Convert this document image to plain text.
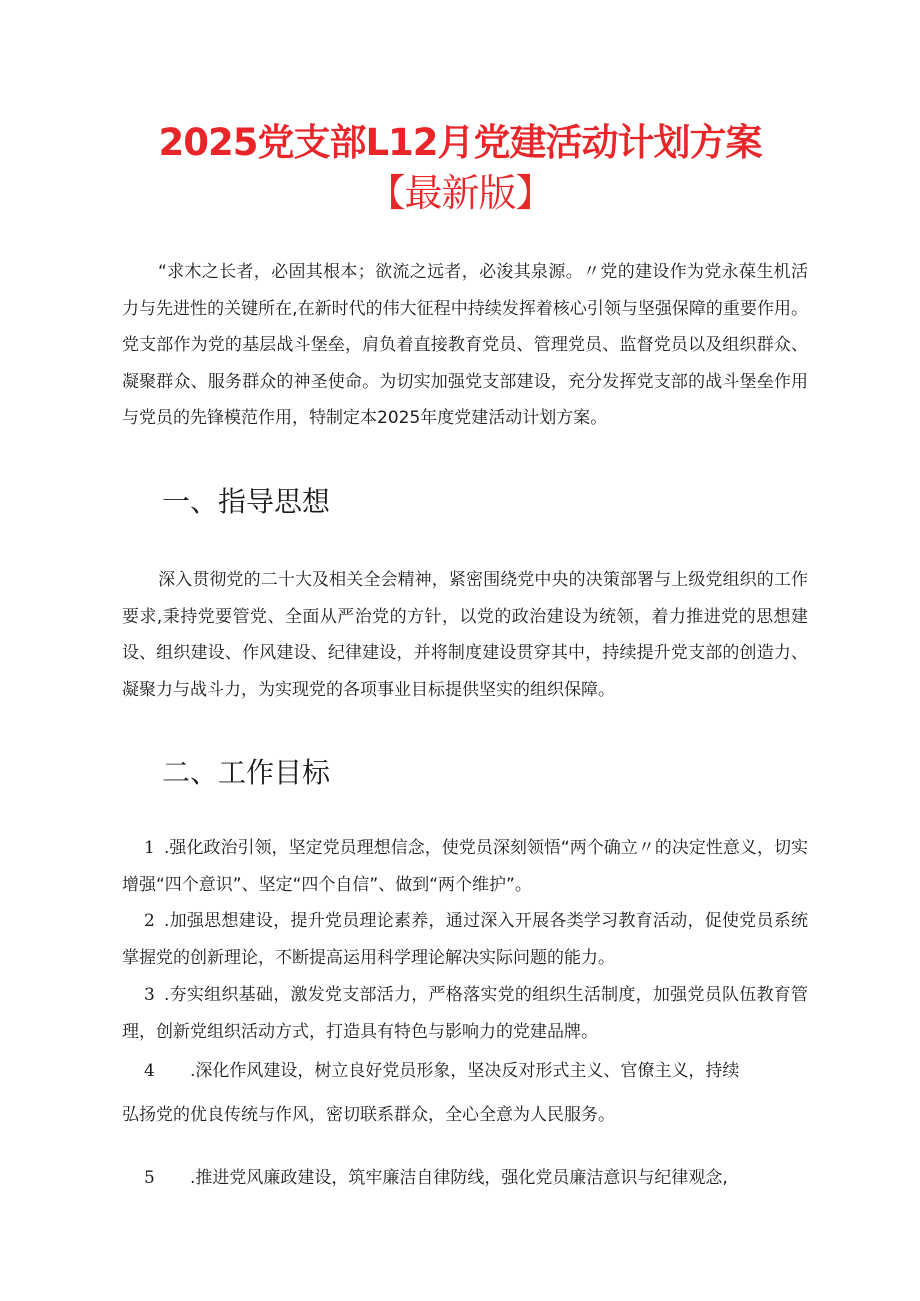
2025党支部L12月党建活动计划方案
【最新版】

“求木之长者，必固其根本；欲流之远者，必浚其泉源。〃党的建设作为党永葆生机活力与先进性的关键所在,在新时代的伟大征程中持续发挥着核心引领与坚强保障的重要作用。党支部作为党的基层战斗堡垒，肩负着直接教育党员、管理党员、监督党员以及组织群众、凝聚群众、服务群众的神圣使命。为切实加强党支部建设，充分发挥党支部的战斗堡垒作用与党员的先锋模范作用，特制定本2025年度党建活动计划方案。

一、指导思想

深入贯彻党的二十大及相关全会精神，紧密围绕党中央的决策部署与上级党组织的工作要求,秉持党要管党、全面从严治党的方针，以党的政治建设为统领，着力推进党的思想建设、组织建设、作风建设、纪律建设，并将制度建设贯穿其中，持续提升党支部的创造力、凝聚力与战斗力，为实现党的各项事业目标提供坚实的组织保障。

二、工作目标

1 .强化政治引领，坚定党员理想信念，使党员深刻领悟“两个确立〃的决定性意义，切实增强“四个意识”、坚定“四个自信”、做到“两个维护”。

2 .加强思想建设，提升党员理论素养，通过深入开展各类学习教育活动，促使党员系统掌握党的创新理论，不断提高运用科学理论解决实际问题的能力。

3 .夯实组织基础，激发党支部活力，严格落实党的组织生活制度，加强党员队伍教育管理，创新党组织活动方式，打造具有特色与影响力的党建品牌。

4 .深化作风建设，树立良好党员形象，坚决反对形式主义、官僚主义，持续

弘扬党的优良传统与作风，密切联系群众，全心全意为人民服务。

5 .推进党风廉政建设，筑牢廉洁自律防线，强化党员廉洁意识与纪律观念,
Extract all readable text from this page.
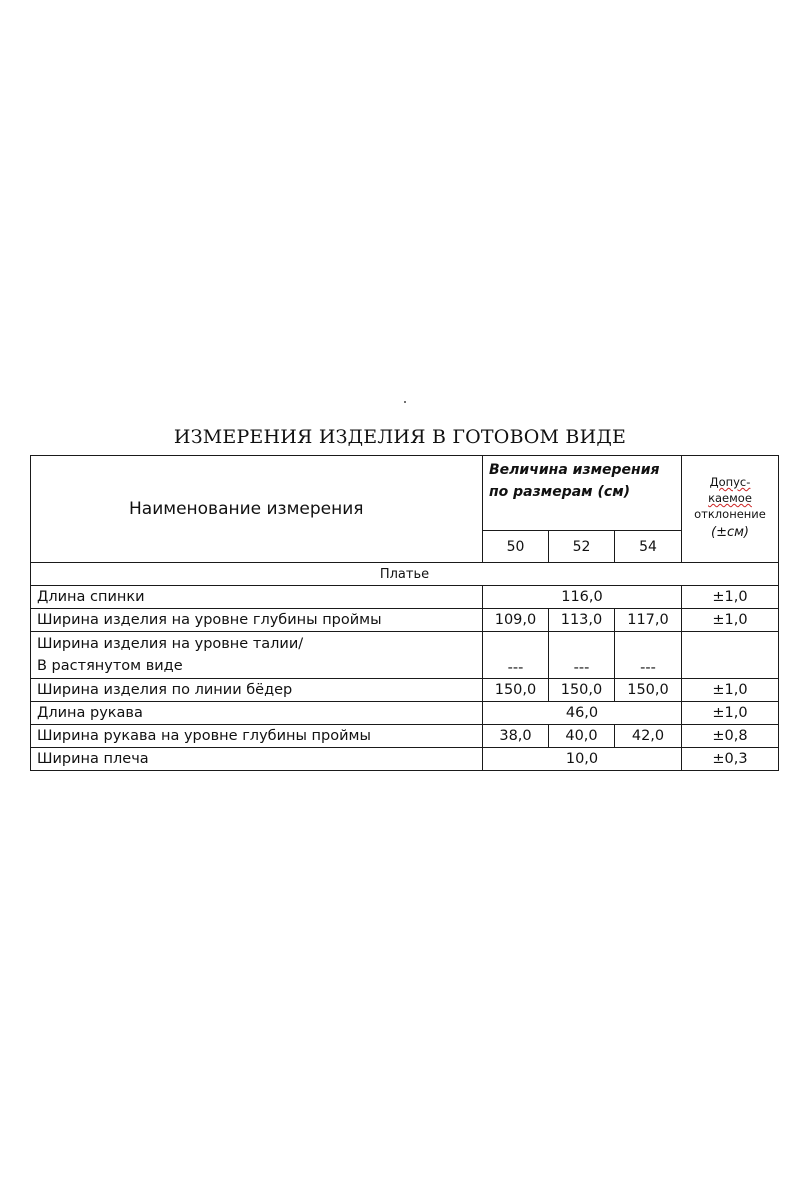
ИЗМЕРЕНИЯ ИЗДЕЛИЯ В ГОТОВОМ ВИДЕ
Наименование измерения	Величина измерения по размерам (см)			Допус-
каемое
отклонение
(±см)

	50	52	54	
Платье				
Длина спинки	116,0			±1,0
Ширина изделия на уровне глубины проймы	109,0	113,0	117,0	±1,0

Ширина изделия на уровне талии/
В растянутом виде	---	---	---	
Ширина изделия по линии бёдер	150,0	150,0	150,0	±1,0
Длина рукава	46,0			±1,0
Ширина рукава на уровне глубины проймы	38,0	40,0	42,0	±0,8
Ширина плеча	10,0			±0,3
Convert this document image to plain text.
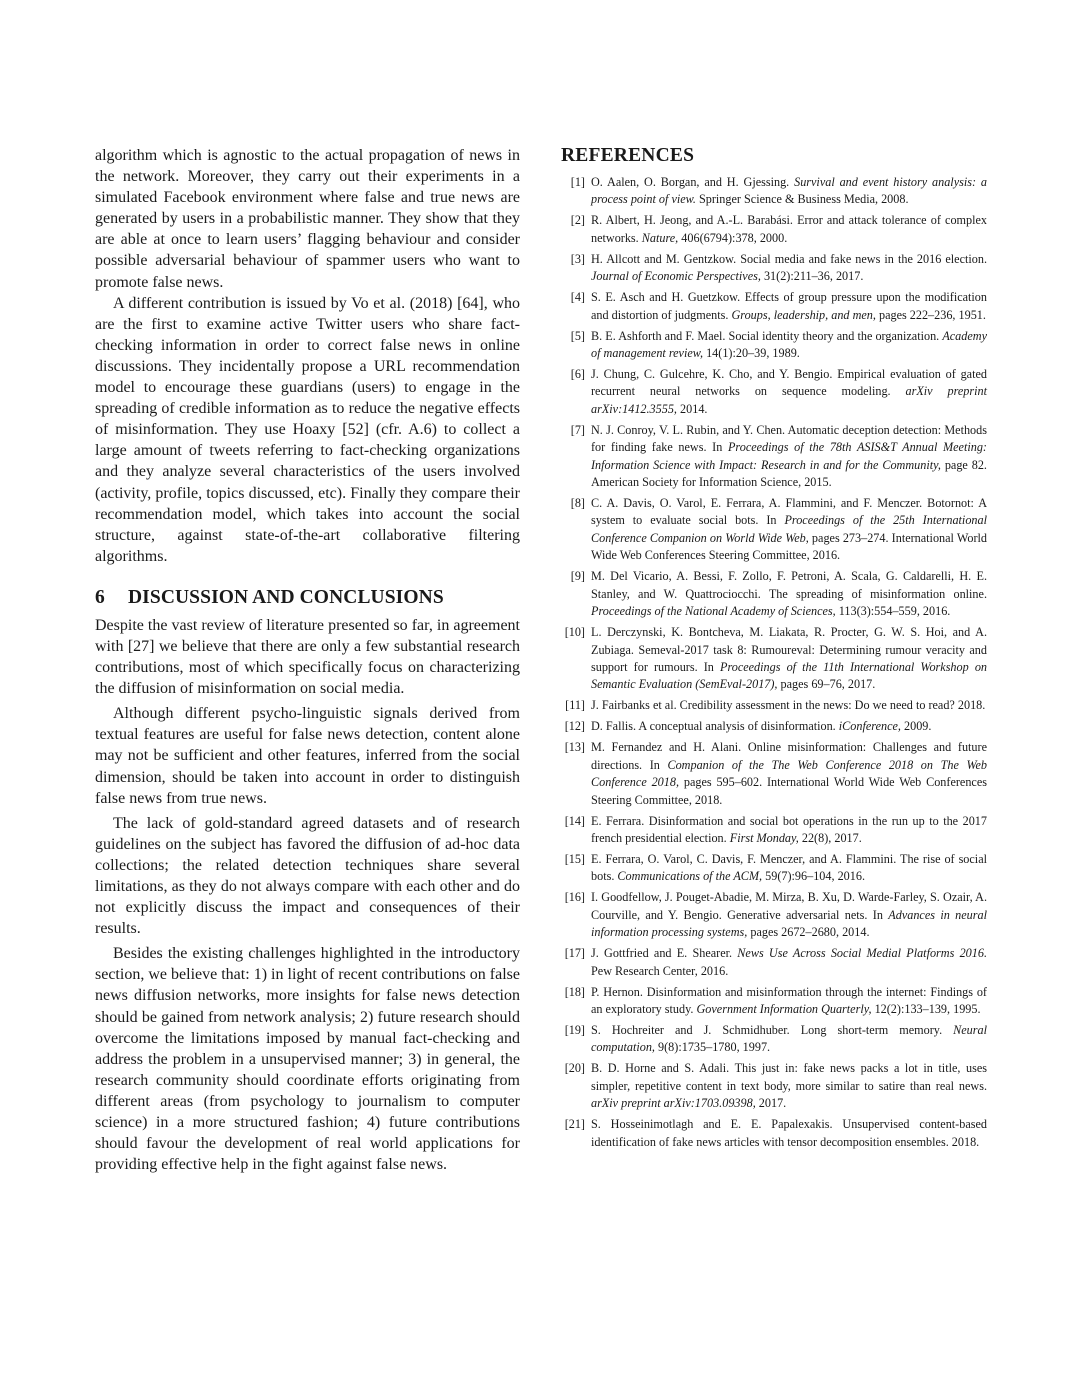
algorithm which is agnostic to the actual propagation of news in the network. Moreover, they carry out their experiments in a simulated Facebook environment where false and true news are generated by users in a probabilistic manner. They show that they are able at once to learn users’ flagging behaviour and consider possible adversarial behaviour of spammer users who want to promote false news.

A different contribution is issued by Vo et al. (2018) [64], who are the first to examine active Twitter users who share fact-checking information in order to correct false news in online discussions. They incidentally propose a URL recommendation model to encourage these guardians (users) to engage in the spreading of credible information as to reduce the negative effects of misinformation. They use Hoaxy [52] (cfr. A.6) to collect a large amount of tweets referring to fact-checking organizations and they analyze several characteristics of the users involved (activity, profile, topics discussed, etc). Finally they compare their recommendation model, which takes into account the social structure, against state-of-the-art collaborative filtering algorithms.

6 DISCUSSION AND CONCLUSIONS

Despite the vast review of literature presented so far, in agreement with [27] we believe that there are only a few substantial research contributions, most of which specifically focus on characterizing the diffusion of misinformation on social media.

Although different psycho-linguistic signals derived from textual features are useful for false news detection, content alone may not be sufficient and other features, inferred from the social dimension, should be taken into account in order to distinguish false news from true news.

The lack of gold-standard agreed datasets and of research guidelines on the subject has favored the diffusion of ad-hoc data collections; the related detection techniques share several limitations, as they do not always compare with each other and do not explicitly discuss the impact and consequences of their results.

Besides the existing challenges highlighted in the introductory section, we believe that: 1) in light of recent contributions on false news diffusion networks, more insights for false news detection should be gained from network analysis; 2) future research should overcome the limitations imposed by manual fact-checking and address the problem in a unsupervised manner; 3) in general, the research community should coordinate efforts originating from different areas (from psychology to journalism to computer science) in a more structured fashion; 4) future contributions should favour the development of real world applications for providing effective help in the fight against false news.

REFERENCES
[1] O. Aalen, O. Borgan, and H. Gjessing. Survival and event history analysis: a process point of view. Springer Science & Business Media, 2008.
[2] R. Albert, H. Jeong, and A.-L. Barabási. Error and attack tolerance of complex networks. Nature, 406(6794):378, 2000.
[3] H. Allcott and M. Gentzkow. Social media and fake news in the 2016 election. Journal of Economic Perspectives, 31(2):211–36, 2017.
[4] S. E. Asch and H. Guetzkow. Effects of group pressure upon the modification and distortion of judgments. Groups, leadership, and men, pages 222–236, 1951.
[5] B. E. Ashforth and F. Mael. Social identity theory and the organization. Academy of management review, 14(1):20–39, 1989.
[6] J. Chung, C. Gulcehre, K. Cho, and Y. Bengio. Empirical evaluation of gated recurrent neural networks on sequence modeling. arXiv preprint arXiv:1412.3555, 2014.
[7] N. J. Conroy, V. L. Rubin, and Y. Chen. Automatic deception detection: Methods for finding fake news. In Proceedings of the 78th ASIS&T Annual Meeting: Information Science with Impact: Research in and for the Community, page 82. American Society for Information Science, 2015.
[8] C. A. Davis, O. Varol, E. Ferrara, A. Flammini, and F. Menczer. Botornot: A system to evaluate social bots. In Proceedings of the 25th International Conference Companion on World Wide Web, pages 273–274. International World Wide Web Conferences Steering Committee, 2016.
[9] M. Del Vicario, A. Bessi, F. Zollo, F. Petroni, A. Scala, G. Caldarelli, H. E. Stanley, and W. Quattrociocchi. The spreading of misinformation online. Proceedings of the National Academy of Sciences, 113(3):554–559, 2016.
[10] L. Derczynski, K. Bontcheva, M. Liakata, R. Procter, G. W. S. Hoi, and A. Zubiaga. Semeval-2017 task 8: Rumoureval: Determining rumour veracity and support for rumours. In Proceedings of the 11th International Workshop on Semantic Evaluation (SemEval-2017), pages 69–76, 2017.
[11] J. Fairbanks et al. Credibility assessment in the news: Do we need to read? 2018.
[12] D. Fallis. A conceptual analysis of disinformation. iConference, 2009.
[13] M. Fernandez and H. Alani. Online misinformation: Challenges and future directions. In Companion of the The Web Conference 2018 on The Web Conference 2018, pages 595–602. International World Wide Web Conferences Steering Committee, 2018.
[14] E. Ferrara. Disinformation and social bot operations in the run up to the 2017 french presidential election. First Monday, 22(8), 2017.
[15] E. Ferrara, O. Varol, C. Davis, F. Menczer, and A. Flammini. The rise of social bots. Communications of the ACM, 59(7):96–104, 2016.
[16] I. Goodfellow, J. Pouget-Abadie, M. Mirza, B. Xu, D. Warde-Farley, S. Ozair, A. Courville, and Y. Bengio. Generative adversarial nets. In Advances in neural information processing systems, pages 2672–2680, 2014.
[17] J. Gottfried and E. Shearer. News Use Across Social Medial Platforms 2016. Pew Research Center, 2016.
[18] P. Hernon. Disinformation and misinformation through the internet: Findings of an exploratory study. Government Information Quarterly, 12(2):133–139, 1995.
[19] S. Hochreiter and J. Schmidhuber. Long short-term memory. Neural computation, 9(8):1735–1780, 1997.
[20] B. D. Horne and S. Adali. This just in: fake news packs a lot in title, uses simpler, repetitive content in text body, more similar to satire than real news. arXiv preprint arXiv:1703.09398, 2017.
[21] S. Hosseinimotlagh and E. E. Papalexakis. Unsupervised content-based identification of fake news articles with tensor decomposition ensembles. 2018.
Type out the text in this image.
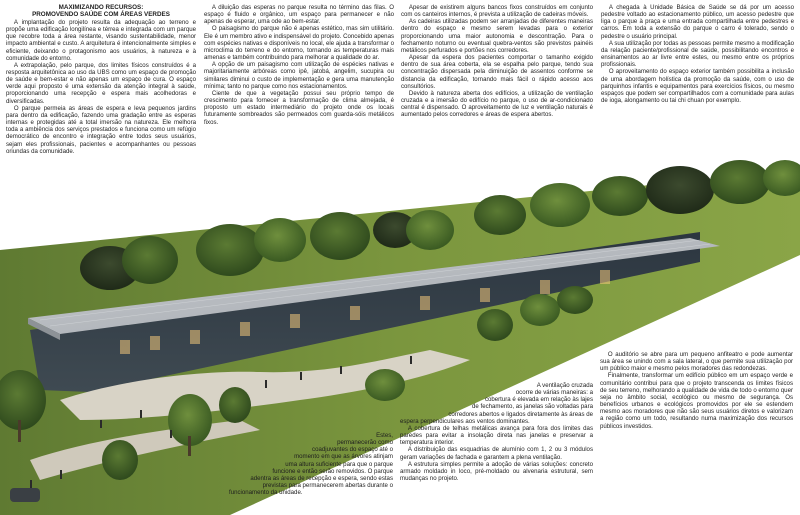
MAXIMIZANDO RECURSOS:
PROMOVENDO SAÚDE COM ÁREAS VERDES

A implantação do projeto resulta da adequação ao terreno e propõe uma edificação longilínea e térrea e integrada com um parque que recobre toda a área restante, visando sustentabilidade, menor impacto ambiental e custo. A arquitetura é intencionalmente simples e eficiente, deixando o protagonismo aos usuários, à natureza e à comunidade do entorno.

A extrapolação, pelo parque, dos limites físicos construídos é a resposta arquitetônica ao uso da UBS como um espaço de promoção de saúde e bem-estar e não apenas um espaço de cura. O espaço verde aqui proposto é uma extensão da atenção integral à saúde, proporcionando uma recepção e espera mais acolhedoras e diversificadas.

O parque permeia as áreas de espera e leva pequenos jardins para dentro da edificação, fazendo uma gradação entre as esperas internas e protegidas até a total imersão na natureza. Ele melhora toda a ambiência dos serviços prestados e funciona como um refúgio democrático de encontro e integração entre todos seus usuários, sejam eles profissionais, pacientes e acompanhantes ou pessoas oriundas da comunidade.

A diluição das esperas no parque resulta no término das filas. O espaço é fluido e orgânico, um espaço para permanecer e não apenas de esperar, uma ode ao bem-estar.

O paisagismo do parque não é apenas estético, mas sim utilitário. Ele é um membro ativo e indispensável do projeto. Concebido apenas com espécies nativas e disponíveis no local, ele ajuda a transformar o microclima do terreno e do entorno, tornando as temperaturas mais amenas e também contribuindo para melhorar a qualidade do ar.

A opção de um paisagismo com utilização de espécies nativas e majoritariamente arbóreas como ipê, jatobá, angelim, sucupira ou similares diminui o custo de implementação e gera uma manutenção mínima; tanto no parque como nos estacionamentos.

Ciente de que a vegetação possui seu próprio tempo de crescimento para fornecer a transformação de clima almejada, é proposto um estado intermediário do projeto onde os locais futuramente sombreados são permeados com guarda-sóis metálicos fixos.

Apesar de existirem alguns bancos fixos construídos em conjunto com os canteiros internos, é prevista a utilização de cadeiras móveis.

As cadeiras utilizadas podem ser arranjadas de diferentes maneiras dentro do espaço e mesmo serem levadas para o exterior proporcionando uma maior autonomia e descontração. Para o fechamento noturno ou eventual quebra-ventos são previstos painéis metálicos perfurados e portões nos corredores.

Apesar da espera dos pacientes comportar o tamanho exigido dentro de sua área coberta, ela se espalha pelo parque, tendo sua concentração dispersada pela diminuição de assentos conforme se distancia da edificação, tornando mais fácil o rápido acesso aos consultórios.

Devido à natureza aberta dos edifícios, a utilização de ventilação cruzada e a imersão do edifício no parque, o uso de ar-condicionado central é dispensado. O aproveitamento de luz e ventilação naturais é aumentado pelos corredores e áreas de espera abertos.

A chegada à Unidade Básica de Saúde se dá por um acesso pedestre voltado ao estacionamento público, um acesso pedestre que liga o parque à praça e uma entrada compartilhada entre pedestres e carros. Em toda a extensão do parque o carro é tolerado, sendo o pedestre o usuário principal.

A sua utilização por todas as pessoas permite mesmo a modificação da relação paciente/profissional de saúde, possibilitando encontros e ensinamentos ao ar livre entre estes, ou mesmo entre os próprios profissionais.

O aproveitamento do espaço exterior também possibilita a inclusão de uma abordagem holística da promoção da saúde, com o uso de parquinhos infantis e equipamentos para exercícios físicos, ou mesmo espaços que podem ser compartilhados com a comunidade para aulas de ioga, alongamento ou tai chi chuan por exemplo.

Estes,
permanecerão como
coadjuvantes do espaço até o
momento em que as árvores atinjam
uma altura suficiente para que o parque
funcione e então serão removidos. O parque
adentra as áreas de recepção e espera, sendo estas
previstas para permanecerem abertas durante o
funcionamento da unidade.
A ventilação cruzada
ocorre de várias maneiras: a
cobertura é elevada em relação às lajes
de fechamento, as janelas são voltadas para
corredores abertos e ligados diretamente às áreas de
espera perpendiculares aos ventos dominantes.

A cobertura de telhas metálicas avança para fora dos limites das paredes para evitar a insolação direta nas janelas e preservar a temperatura interior.

A distribuição das esquadrias de alumínio com 1, 2 ou 3 módulos geram variações de fachada e garantem a plena ventilação.

A estrutura simples permite a adoção de várias soluções: concreto armado moldado in loco, pré-moldado ou alvenaria estrutural, sem mudanças no projeto.

O auditório se abre para um pequeno anfiteatro e pode aumentar sua área se unindo com a sala lateral, o que permite sua utilização por um público maior e mesmo pelos moradores das redondezas.

Finalmente, transformar um edifício público em um espaço verde e comunitário contribui para que o projeto transcenda os limites físicos de seu terreno, melhorando a qualidade de vida de todo o entorno quer seja no âmbito social, ecológico ou mesmo de segurança. Os benefícios urbanos e ecológicos promovidos por ele se estendem mesmo aos moradores que não são seus usuários diretos e valorizam a região como um todo, resultando numa maximização dos recursos públicos investidos.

━━━

Copy out each line of the data containing the string "International".

[8] C. A. Davis, O. Varol, E. Ferrara, A. Flammini, and F. Menczer. Botornot: A system to evaluate social bots. In Proceedings of the 25th International Conference Companion on World Wide Web, pages 273–274. International World Wide Web Conferences Steering Committee, 2016.
[10] L. Derczynski, K. Bontcheva, M. Liakata, R. Procter, G. W. S. Hoi, and A. Zubiaga. Semeval-2017 task 8: Rumoureval: Determining rumour veracity and support for rumours. In Proceedings of the 11th International Workshop on Semantic Evaluation (SemEval-2017), pages 69–76, 2017.
[13] M. Fernandez and H. Alani. Online misinformation: Challenges and future directions. In Companion of the The Web Conference 2018 on The Web Conference 2018, pages 595–602. International World Wide Web Conferences Steering Committee, 2018.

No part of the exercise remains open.